(Extracted data entries)
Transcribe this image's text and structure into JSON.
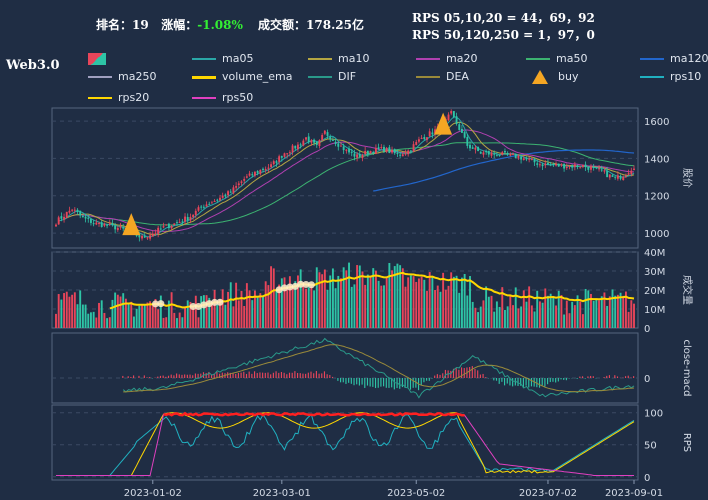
{
  "header": {
    "rank_label": "排名：",
    "rank_value": "19",
    "change_label": "涨幅：",
    "change_value": "-1.08%",
    "change_color": "#33ee33",
    "turnover_label": "成交额：",
    "turnover_value": "178.25亿",
    "rps_short": "RPS 05,10,20 = 44，69，92",
    "rps_long": "RPS 50,120,250 = 1，97，0"
  },
  "symbol": "Web3.0",
  "legend": [
    {
      "label": "",
      "color": "#e8455a",
      "kind": "candle"
    },
    {
      "label": "ma05",
      "color": "#2aa7a7",
      "kind": "line"
    },
    {
      "label": "ma10",
      "color": "#b5a642",
      "kind": "line"
    },
    {
      "label": "ma20",
      "color": "#b040b0",
      "kind": "line"
    },
    {
      "label": "ma50",
      "color": "#3cb371",
      "kind": "line"
    },
    {
      "label": "ma120",
      "color": "#2266cc",
      "kind": "line"
    },
    {
      "label": "ma250",
      "color": "#a0a0c0",
      "kind": "line"
    },
    {
      "label": "volume_ema",
      "color": "#ffd700",
      "kind": "line"
    },
    {
      "label": "DIF",
      "color": "#2a9a8a",
      "kind": "line"
    },
    {
      "label": "DEA",
      "color": "#9a8a3a",
      "kind": "line"
    },
    {
      "label": "buy",
      "color": "#f5a623",
      "kind": "triangle"
    },
    {
      "label": "rps10",
      "color": "#20b0c0",
      "kind": "line"
    },
    {
      "label": "rps20",
      "color": "#ffd700",
      "kind": "line"
    },
    {
      "label": "rps50",
      "color": "#e040c0",
      "kind": "line"
    }
  ],
  "colors": {
    "up": "#e8455a",
    "down": "#2ec4a6",
    "grid": "#3b4a63",
    "bg": "#1f2d44"
  },
  "chart_data": [
    {
      "type": "candlestick",
      "ylabel": "股价",
      "yticks": [
        1000,
        1200,
        1400,
        1600
      ],
      "ylim": [
        920,
        1670
      ],
      "xticks": [
        "2023-01-02",
        "2023-03-01",
        "2023-05-02",
        "2023-07-02",
        "2023-09-01"
      ],
      "keypoints": [
        [
          0,
          1060
        ],
        [
          6,
          1130
        ],
        [
          10,
          1080
        ],
        [
          15,
          1050
        ],
        [
          20,
          1040
        ],
        [
          27,
          1010
        ],
        [
          32,
          975
        ],
        [
          36,
          1000
        ],
        [
          40,
          1030
        ],
        [
          45,
          1055
        ],
        [
          50,
          1090
        ],
        [
          55,
          1150
        ],
        [
          60,
          1180
        ],
        [
          65,
          1220
        ],
        [
          70,
          1290
        ],
        [
          75,
          1330
        ],
        [
          80,
          1360
        ],
        [
          85,
          1430
        ],
        [
          90,
          1470
        ],
        [
          93,
          1510
        ],
        [
          97,
          1460
        ],
        [
          100,
          1540
        ],
        [
          104,
          1490
        ],
        [
          108,
          1440
        ],
        [
          112,
          1410
        ],
        [
          117,
          1440
        ],
        [
          122,
          1450
        ],
        [
          127,
          1420
        ],
        [
          131,
          1440
        ],
        [
          136,
          1510
        ],
        [
          140,
          1540
        ],
        [
          144,
          1580
        ],
        [
          147,
          1640
        ],
        [
          150,
          1560
        ],
        [
          153,
          1470
        ],
        [
          158,
          1430
        ],
        [
          165,
          1420
        ],
        [
          172,
          1410
        ],
        [
          180,
          1370
        ],
        [
          188,
          1360
        ],
        [
          196,
          1360
        ],
        [
          203,
          1330
        ],
        [
          208,
          1290
        ],
        [
          212,
          1320
        ],
        [
          215,
          1360
        ]
      ],
      "buy_markers": [
        28,
        144
      ],
      "ma120_start": 118
    },
    {
      "type": "bar",
      "ylabel": "成交量",
      "yticks": [
        "0",
        "10M",
        "20M",
        "30M",
        "40M"
      ],
      "ylim": [
        0,
        40
      ]
    },
    {
      "type": "bar",
      "ylabel": "close-macd",
      "yticks": [
        "0"
      ]
    },
    {
      "type": "line",
      "ylabel": "RPS",
      "yticks": [
        0,
        50,
        100
      ],
      "ylim": [
        -5,
        112
      ]
    }
  ]
}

Directive:
Scan the material line by line and report each one that contains "ylabel".

Task answer:
      "ylabel": "股价",
      "ylabel": "成交量",
      "ylabel": "close-macd",
      "ylabel": "RPS",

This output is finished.